Each record is to be transcribed exactly.

Record set |
___

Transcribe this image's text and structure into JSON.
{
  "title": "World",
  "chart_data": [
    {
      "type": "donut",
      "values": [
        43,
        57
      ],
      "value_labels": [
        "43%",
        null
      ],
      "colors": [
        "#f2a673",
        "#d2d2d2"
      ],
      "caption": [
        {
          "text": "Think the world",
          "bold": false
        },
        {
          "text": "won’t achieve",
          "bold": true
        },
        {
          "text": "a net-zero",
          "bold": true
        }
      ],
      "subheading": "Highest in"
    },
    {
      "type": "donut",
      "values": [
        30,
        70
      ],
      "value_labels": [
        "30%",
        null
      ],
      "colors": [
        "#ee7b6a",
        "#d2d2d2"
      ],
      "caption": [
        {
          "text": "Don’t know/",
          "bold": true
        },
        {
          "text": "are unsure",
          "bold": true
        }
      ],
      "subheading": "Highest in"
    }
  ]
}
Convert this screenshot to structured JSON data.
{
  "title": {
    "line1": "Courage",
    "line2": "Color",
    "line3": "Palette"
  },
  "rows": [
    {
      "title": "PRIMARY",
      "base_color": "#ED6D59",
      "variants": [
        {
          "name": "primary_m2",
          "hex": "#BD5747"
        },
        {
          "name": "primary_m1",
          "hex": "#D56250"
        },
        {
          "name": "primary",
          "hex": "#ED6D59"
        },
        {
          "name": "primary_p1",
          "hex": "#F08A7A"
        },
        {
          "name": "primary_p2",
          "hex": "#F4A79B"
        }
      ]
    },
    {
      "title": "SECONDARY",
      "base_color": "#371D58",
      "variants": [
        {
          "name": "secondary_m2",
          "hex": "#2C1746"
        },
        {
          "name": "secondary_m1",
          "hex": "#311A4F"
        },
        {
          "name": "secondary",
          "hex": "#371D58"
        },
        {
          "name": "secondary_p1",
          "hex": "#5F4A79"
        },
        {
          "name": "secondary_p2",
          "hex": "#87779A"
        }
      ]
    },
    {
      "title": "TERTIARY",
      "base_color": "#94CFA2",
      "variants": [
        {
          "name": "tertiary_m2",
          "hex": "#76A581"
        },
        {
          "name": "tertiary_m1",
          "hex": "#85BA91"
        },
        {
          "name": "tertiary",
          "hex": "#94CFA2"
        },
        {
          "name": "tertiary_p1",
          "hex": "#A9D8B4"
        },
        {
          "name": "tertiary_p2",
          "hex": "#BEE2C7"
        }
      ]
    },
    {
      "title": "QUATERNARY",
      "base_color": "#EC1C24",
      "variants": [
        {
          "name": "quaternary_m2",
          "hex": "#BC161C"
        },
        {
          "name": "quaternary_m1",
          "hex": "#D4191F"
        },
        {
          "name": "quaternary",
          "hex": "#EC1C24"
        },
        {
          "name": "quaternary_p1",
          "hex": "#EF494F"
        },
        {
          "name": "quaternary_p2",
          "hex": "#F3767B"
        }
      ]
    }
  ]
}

___

Solution to this task |
Transcribe this image's text and structure into JSON.
{
  "title": "World",
  "chart_data": [
    {
      "type": "donut",
      "values": [
        43,
        57
      ],
      "value_labels": [
        "43%",
        null
      ],
      "colors": [
        "#f2a673",
        "#d2d2d2"
      ],
      "caption": [
        {
          "text": "Think the world",
          "bold": false
        },
        {
          "text": "won’t achieve",
          "bold": true
        },
        {
          "text": "a net-zero",
          "bold": true
        }
      ],
      "subheading": "Highest in"
    },
    {
      "type": "donut",
      "values": [
        30,
        70
      ],
      "value_labels": [
        "30%",
        null
      ],
      "colors": [
        "#ee7b6a",
        "#d2d2d2"
      ],
      "caption": [
        {
          "text": "Don’t know/",
          "bold": true
        },
        {
          "text": "are unsure",
          "bold": true
        }
      ],
      "subheading": "Highest in"
    }
  ]
}
Convert this screenshot to structured JSON data.
{
  "title": {
    "line1": "Courage",
    "line2": "Color",
    "line3": "Palette"
  },
  "rows": [
    {
      "title": "PRIMARY",
      "base_color": "#ED6D59",
      "variants": [
        {
          "name": "primary_m2",
          "hex": "#BD5747"
        },
        {
          "name": "primary_m1",
          "hex": "#D56250"
        },
        {
          "name": "primary",
          "hex": "#ED6D59"
        },
        {
          "name": "primary_p1",
          "hex": "#F08A7A"
        },
        {
          "name": "primary_p2",
          "hex": "#F4A79B"
        }
      ]
    },
    {
      "title": "SECONDARY",
      "base_color": "#371D58",
      "variants": [
        {
          "name": "secondary_m2",
          "hex": "#2C1746"
        },
        {
          "name": "secondary_m1",
          "hex": "#311A4F"
        },
        {
          "name": "secondary",
          "hex": "#371D58"
        },
        {
          "name": "secondary_p1",
          "hex": "#5F4A79"
        },
        {
          "name": "secondary_p2",
          "hex": "#87779A"
        }
      ]
    },
    {
      "title": "TERTIARY",
      "base_color": "#94CFA2",
      "variants": [
        {
          "name": "tertiary_m2",
          "hex": "#76A581"
        },
        {
          "name": "tertiary_m1",
          "hex": "#85BA91"
        },
        {
          "name": "tertiary",
          "hex": "#94CFA2"
        },
        {
          "name": "tertiary_p1",
          "hex": "#A9D8B4"
        },
        {
          "name": "tertiary_p2",
          "hex": "#BEE2C7"
        }
      ]
    },
    {
      "title": "QUATERNARY",
      "base_color": "#EC1C24",
      "variants": [
        {
          "name": "quaternary_m2",
          "hex": "#BC161C"
        },
        {
          "name": "quaternary_m1",
          "hex": "#D4191F"
        },
        {
          "name": "quaternary",
          "hex": "#EC1C24"
        },
        {
          "name": "quaternary_p1",
          "hex": "#EF494F"
        },
        {
          "name": "quaternary_p2",
          "hex": "#F3767B"
        }
      ]
    }
  ]
}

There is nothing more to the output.